> TASK OBJECTIVE
Skip the images and copy each record exactly as written.

┌──

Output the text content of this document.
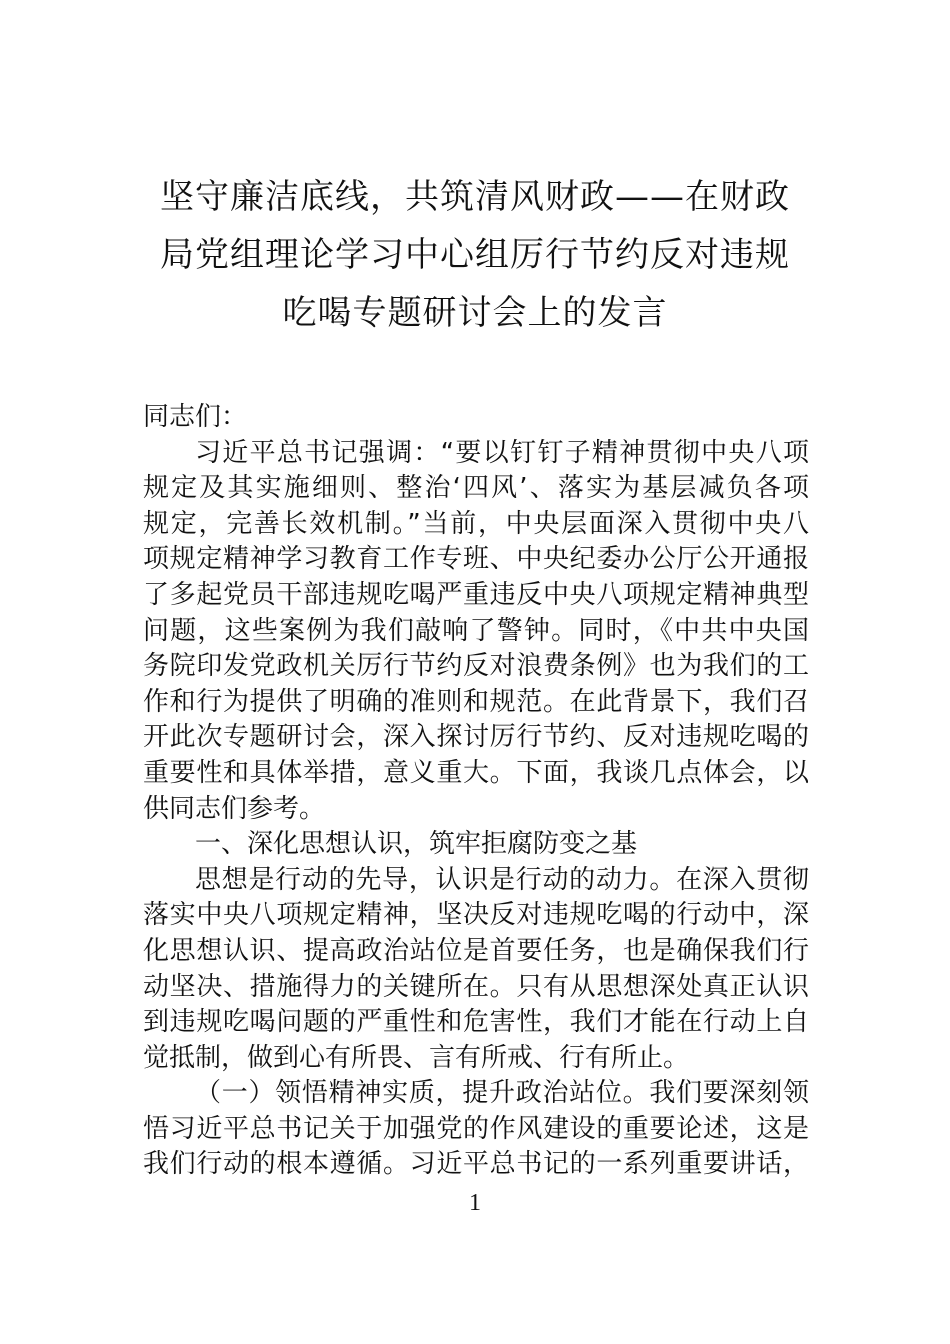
坚守廉洁底线，共筑清风财政——在财政
局党组理论学习中心组厉行节约反对违规
吃喝专题研讨会上的发言

同志们：

习近平总书记强调：“要以钉钉子精神贯彻中央八项
规定及其实施细则、整治‘四风’、落实为基层减负各项
规定，完善长效机制。”当前，中央层面深入贯彻中央八
项规定精神学习教育工作专班、中央纪委办公厅公开通报
了多起党员干部违规吃喝严重违反中央八项规定精神典型
问题，这些案例为我们敲响了警钟。同时，《中共中央国
务院印发党政机关厉行节约反对浪费条例》也为我们的工
作和行为提供了明确的准则和规范。在此背景下，我们召
开此次专题研讨会，深入探讨厉行节约、反对违规吃喝的
重要性和具体举措，意义重大。下面，我谈几点体会，以
供同志们参考。

一、深化思想认识，筑牢拒腐防变之基

思想是行动的先导，认识是行动的动力。在深入贯彻
落实中央八项规定精神，坚决反对违规吃喝的行动中，深
化思想认识、提高政治站位是首要任务，也是确保我们行
动坚决、措施得力的关键所在。只有从思想深处真正认识
到违规吃喝问题的严重性和危害性，我们才能在行动上自
觉抵制，做到心有所畏、言有所戒、行有所止。

（一）领悟精神实质，提升政治站位。我们要深刻领
悟习近平总书记关于加强党的作风建设的重要论述，这是
我们行动的根本遵循。习近平总书记的一系列重要讲话，

1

└──

> ANSWER TO THIS TASK
Output the text content of this document.
坚守廉洁底线，共筑清风财政——在财政
局党组理论学习中心组厉行节约反对违规
吃喝专题研讨会上的发言

同志们：

习近平总书记强调：“要以钉钉子精神贯彻中央八项
规定及其实施细则、整治‘四风’、落实为基层减负各项
规定，完善长效机制。”当前，中央层面深入贯彻中央八
项规定精神学习教育工作专班、中央纪委办公厅公开通报
了多起党员干部违规吃喝严重违反中央八项规定精神典型
问题，这些案例为我们敲响了警钟。同时，《中共中央国
务院印发党政机关厉行节约反对浪费条例》也为我们的工
作和行为提供了明确的准则和规范。在此背景下，我们召
开此次专题研讨会，深入探讨厉行节约、反对违规吃喝的
重要性和具体举措，意义重大。下面，我谈几点体会，以
供同志们参考。

一、深化思想认识，筑牢拒腐防变之基

思想是行动的先导，认识是行动的动力。在深入贯彻
落实中央八项规定精神，坚决反对违规吃喝的行动中，深
化思想认识、提高政治站位是首要任务，也是确保我们行
动坚决、措施得力的关键所在。只有从思想深处真正认识
到违规吃喝问题的严重性和危害性，我们才能在行动上自
觉抵制，做到心有所畏、言有所戒、行有所止。

（一）领悟精神实质，提升政治站位。我们要深刻领
悟习近平总书记关于加强党的作风建设的重要论述，这是
我们行动的根本遵循。习近平总书记的一系列重要讲话，

1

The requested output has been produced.